* Aim of the exercise:
Nothing should be left out: output all of the entries exactly.

* Recorded information:

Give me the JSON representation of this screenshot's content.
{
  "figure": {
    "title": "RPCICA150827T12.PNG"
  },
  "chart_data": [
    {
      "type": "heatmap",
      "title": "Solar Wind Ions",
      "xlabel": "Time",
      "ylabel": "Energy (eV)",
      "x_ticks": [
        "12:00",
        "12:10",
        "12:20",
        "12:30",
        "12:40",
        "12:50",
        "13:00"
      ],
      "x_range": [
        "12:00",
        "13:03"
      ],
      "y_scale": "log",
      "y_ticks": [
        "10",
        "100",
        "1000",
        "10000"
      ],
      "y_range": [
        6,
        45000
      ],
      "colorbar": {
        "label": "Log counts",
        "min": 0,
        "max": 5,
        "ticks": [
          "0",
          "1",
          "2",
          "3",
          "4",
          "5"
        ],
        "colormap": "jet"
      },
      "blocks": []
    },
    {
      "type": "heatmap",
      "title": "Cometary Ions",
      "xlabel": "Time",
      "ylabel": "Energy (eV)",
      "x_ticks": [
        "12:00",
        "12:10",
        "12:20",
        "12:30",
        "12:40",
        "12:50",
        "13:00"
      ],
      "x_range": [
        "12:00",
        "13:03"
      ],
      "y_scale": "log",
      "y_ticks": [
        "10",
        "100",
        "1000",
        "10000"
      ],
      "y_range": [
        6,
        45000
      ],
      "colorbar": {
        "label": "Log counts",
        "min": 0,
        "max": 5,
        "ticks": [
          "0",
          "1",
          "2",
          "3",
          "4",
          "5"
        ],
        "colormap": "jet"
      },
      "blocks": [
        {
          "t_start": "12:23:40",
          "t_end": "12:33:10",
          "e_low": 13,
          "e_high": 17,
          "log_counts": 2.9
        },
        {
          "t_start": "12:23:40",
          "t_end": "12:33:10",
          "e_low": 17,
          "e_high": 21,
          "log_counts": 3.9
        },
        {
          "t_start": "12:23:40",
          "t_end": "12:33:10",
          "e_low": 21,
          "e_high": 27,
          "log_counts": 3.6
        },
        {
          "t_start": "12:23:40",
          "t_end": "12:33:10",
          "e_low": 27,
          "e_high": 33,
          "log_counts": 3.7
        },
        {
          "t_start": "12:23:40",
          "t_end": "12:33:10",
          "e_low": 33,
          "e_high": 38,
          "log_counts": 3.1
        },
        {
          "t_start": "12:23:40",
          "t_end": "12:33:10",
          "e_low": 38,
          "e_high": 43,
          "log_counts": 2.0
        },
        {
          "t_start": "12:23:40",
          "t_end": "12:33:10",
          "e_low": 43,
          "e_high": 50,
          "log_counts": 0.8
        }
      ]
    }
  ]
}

* Solution to the exercise:
Give me the JSON representation of this screenshot's content.
{
  "figure": {
    "title": "RPCICA150827T12.PNG"
  },
  "chart_data": [
    {
      "type": "heatmap",
      "title": "Solar Wind Ions",
      "xlabel": "Time",
      "ylabel": "Energy (eV)",
      "x_ticks": [
        "12:00",
        "12:10",
        "12:20",
        "12:30",
        "12:40",
        "12:50",
        "13:00"
      ],
      "x_range": [
        "12:00",
        "13:03"
      ],
      "y_scale": "log",
      "y_ticks": [
        "10",
        "100",
        "1000",
        "10000"
      ],
      "y_range": [
        6,
        45000
      ],
      "colorbar": {
        "label": "Log counts",
        "min": 0,
        "max": 5,
        "ticks": [
          "0",
          "1",
          "2",
          "3",
          "4",
          "5"
        ],
        "colormap": "jet"
      },
      "blocks": []
    },
    {
      "type": "heatmap",
      "title": "Cometary Ions",
      "xlabel": "Time",
      "ylabel": "Energy (eV)",
      "x_ticks": [
        "12:00",
        "12:10",
        "12:20",
        "12:30",
        "12:40",
        "12:50",
        "13:00"
      ],
      "x_range": [
        "12:00",
        "13:03"
      ],
      "y_scale": "log",
      "y_ticks": [
        "10",
        "100",
        "1000",
        "10000"
      ],
      "y_range": [
        6,
        45000
      ],
      "colorbar": {
        "label": "Log counts",
        "min": 0,
        "max": 5,
        "ticks": [
          "0",
          "1",
          "2",
          "3",
          "4",
          "5"
        ],
        "colormap": "jet"
      },
      "blocks": [
        {
          "t_start": "12:23:40",
          "t_end": "12:33:10",
          "e_low": 13,
          "e_high": 17,
          "log_counts": 2.9
        },
        {
          "t_start": "12:23:40",
          "t_end": "12:33:10",
          "e_low": 17,
          "e_high": 21,
          "log_counts": 3.9
        },
        {
          "t_start": "12:23:40",
          "t_end": "12:33:10",
          "e_low": 21,
          "e_high": 27,
          "log_counts": 3.6
        },
        {
          "t_start": "12:23:40",
          "t_end": "12:33:10",
          "e_low": 27,
          "e_high": 33,
          "log_counts": 3.7
        },
        {
          "t_start": "12:23:40",
          "t_end": "12:33:10",
          "e_low": 33,
          "e_high": 38,
          "log_counts": 3.1
        },
        {
          "t_start": "12:23:40",
          "t_end": "12:33:10",
          "e_low": 38,
          "e_high": 43,
          "log_counts": 2.0
        },
        {
          "t_start": "12:23:40",
          "t_end": "12:33:10",
          "e_low": 43,
          "e_high": 50,
          "log_counts": 0.8
        }
      ]
    }
  ]
}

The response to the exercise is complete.